Dataset entries

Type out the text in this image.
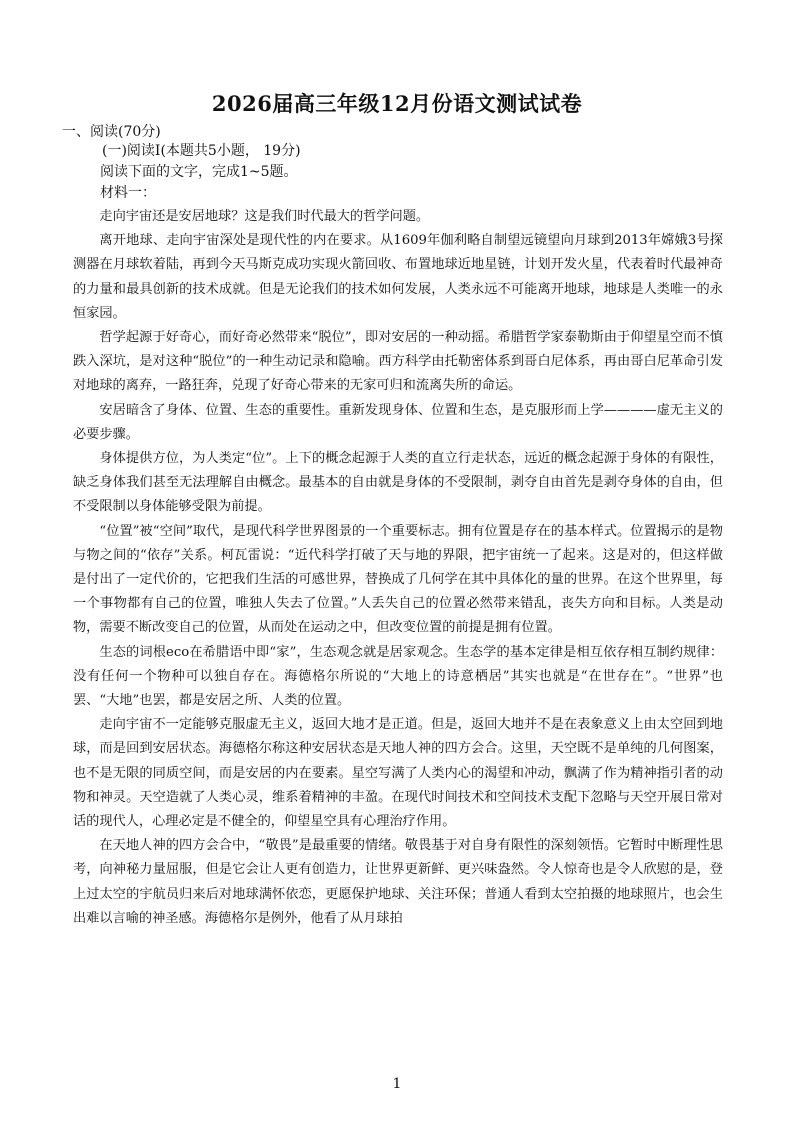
2026届高三年级12月份语文测试试卷
一、阅读(70分)
(一)阅读Ⅰ(本题共5小题， 19分)
阅读下面的文字，完成1~5题。
材料一：

走向宇宙还是安居地球？这是我们时代最大的哲学问题。

离开地球、走向宇宙深处是现代性的内在要求。从1609年伽利略自制望远镜望向月球到2013年嫦娥3号探测器在月球软着陆，再到今天马斯克成功实现火箭回收、布置地球近地星链，计划开发火星，代表着时代最神奇的力量和最具创新的技术成就。但是无论我们的技术如何发展，人类永远不可能离开地球，地球是人类唯一的永恒家园。

哲学起源于好奇心，而好奇必然带来“脱位”，即对安居的一种动摇。希腊哲学家泰勒斯由于仰望星空而不慎跌入深坑，是对这种“脱位”的一种生动记录和隐喻。西方科学由托勒密体系到哥白尼体系，再由哥白尼革命引发对地球的离弃，一路狂奔，兑现了好奇心带来的无家可归和流离失所的命运。

安居暗含了身体、位置、生态的重要性。重新发现身体、位置和生态，是克服形而上学————虚无主义的必要步骤。

身体提供方位，为人类定“位”。上下的概念起源于人类的直立行走状态，远近的概念起源于身体的有限性，缺乏身体我们甚至无法理解自由概念。最基本的自由就是身体的不受限制，剥夺自由首先是剥夺身体的自由，但不受限制以身体能够受限为前提。

“位置”被“空间”取代，是现代科学世界图景的一个重要标志。拥有位置是存在的基本样式。位置揭示的是物与物之间的“依存”关系。柯瓦雷说：“近代科学打破了天与地的界限，把宇宙统一了起来。这是对的，但这样做是付出了一定代价的，它把我们生活的可感世界，替换成了几何学在其中具体化的量的世界。在这个世界里，每一个事物都有自己的位置，唯独人失去了位置。”人丢失自己的位置必然带来错乱，丧失方向和目标。人类是动物，需要不断改变自己的位置，从而处在运动之中，但改变位置的前提是拥有位置。

生态的词根eco在希腊语中即“家”，生态观念就是居家观念。生态学的基本定律是相互依存相互制约规律：没有任何一个物种可以独自存在。海德格尔所说的“大地上的诗意栖居”其实也就是“在世存在”。“世界”也罢、“大地”也罢，都是安居之所、人类的位置。

走向宇宙不一定能够克服虚无主义，返回大地才是正道。但是，返回大地并不是在表象意义上由太空回到地球，而是回到安居状态。海德格尔称这种安居状态是天地人神的四方会合。这里，天空既不是单纯的几何图案，也不是无限的同质空间，而是安居的内在要素。星空写满了人类内心的渴望和冲动，飘满了作为精神指引者的动物和神灵。天空造就了人类心灵，维系着精神的丰盈。在现代时间技术和空间技术支配下忽略与天空开展日常对话的现代人，心理必定是不健全的，仰望星空具有心理治疗作用。

在天地人神的四方会合中，“敬畏”是最重要的情绪。敬畏基于对自身有限性的深刻领悟。它暂时中断理性思考，向神秘力量屈服，但是它会让人更有创造力，让世界更新鲜、更兴味盎然。令人惊奇也是令人欣慰的是，登上过太空的宇航员归来后对地球满怀依恋，更愿保护地球、关注环保；普通人看到太空拍摄的地球照片，也会生出难以言喻的神圣感。海德格尔是例外，他看了从月球拍

1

__Task to complete__. Pictures in the records above are left out; print everything else exactly as written.

__Response__.
Type out the text in this image.
2026届高三年级12月份语文测试试卷
一、阅读(70分)
(一)阅读Ⅰ(本题共5小题， 19分)
阅读下面的文字，完成1~5题。
材料一：

走向宇宙还是安居地球？这是我们时代最大的哲学问题。

离开地球、走向宇宙深处是现代性的内在要求。从1609年伽利略自制望远镜望向月球到2013年嫦娥3号探测器在月球软着陆，再到今天马斯克成功实现火箭回收、布置地球近地星链，计划开发火星，代表着时代最神奇的力量和最具创新的技术成就。但是无论我们的技术如何发展，人类永远不可能离开地球，地球是人类唯一的永恒家园。

哲学起源于好奇心，而好奇必然带来“脱位”，即对安居的一种动摇。希腊哲学家泰勒斯由于仰望星空而不慎跌入深坑，是对这种“脱位”的一种生动记录和隐喻。西方科学由托勒密体系到哥白尼体系，再由哥白尼革命引发对地球的离弃，一路狂奔，兑现了好奇心带来的无家可归和流离失所的命运。

安居暗含了身体、位置、生态的重要性。重新发现身体、位置和生态，是克服形而上学————虚无主义的必要步骤。

身体提供方位，为人类定“位”。上下的概念起源于人类的直立行走状态，远近的概念起源于身体的有限性，缺乏身体我们甚至无法理解自由概念。最基本的自由就是身体的不受限制，剥夺自由首先是剥夺身体的自由，但不受限制以身体能够受限为前提。

“位置”被“空间”取代，是现代科学世界图景的一个重要标志。拥有位置是存在的基本样式。位置揭示的是物与物之间的“依存”关系。柯瓦雷说：“近代科学打破了天与地的界限，把宇宙统一了起来。这是对的，但这样做是付出了一定代价的，它把我们生活的可感世界，替换成了几何学在其中具体化的量的世界。在这个世界里，每一个事物都有自己的位置，唯独人失去了位置。”人丢失自己的位置必然带来错乱，丧失方向和目标。人类是动物，需要不断改变自己的位置，从而处在运动之中，但改变位置的前提是拥有位置。

生态的词根eco在希腊语中即“家”，生态观念就是居家观念。生态学的基本定律是相互依存相互制约规律：没有任何一个物种可以独自存在。海德格尔所说的“大地上的诗意栖居”其实也就是“在世存在”。“世界”也罢、“大地”也罢，都是安居之所、人类的位置。

走向宇宙不一定能够克服虚无主义，返回大地才是正道。但是，返回大地并不是在表象意义上由太空回到地球，而是回到安居状态。海德格尔称这种安居状态是天地人神的四方会合。这里，天空既不是单纯的几何图案，也不是无限的同质空间，而是安居的内在要素。星空写满了人类内心的渴望和冲动，飘满了作为精神指引者的动物和神灵。天空造就了人类心灵，维系着精神的丰盈。在现代时间技术和空间技术支配下忽略与天空开展日常对话的现代人，心理必定是不健全的，仰望星空具有心理治疗作用。

在天地人神的四方会合中，“敬畏”是最重要的情绪。敬畏基于对自身有限性的深刻领悟。它暂时中断理性思考，向神秘力量屈服，但是它会让人更有创造力，让世界更新鲜、更兴味盎然。令人惊奇也是令人欣慰的是，登上过太空的宇航员归来后对地球满怀依恋，更愿保护地球、关注环保；普通人看到太空拍摄的地球照片，也会生出难以言喻的神圣感。海德格尔是例外，他看了从月球拍

1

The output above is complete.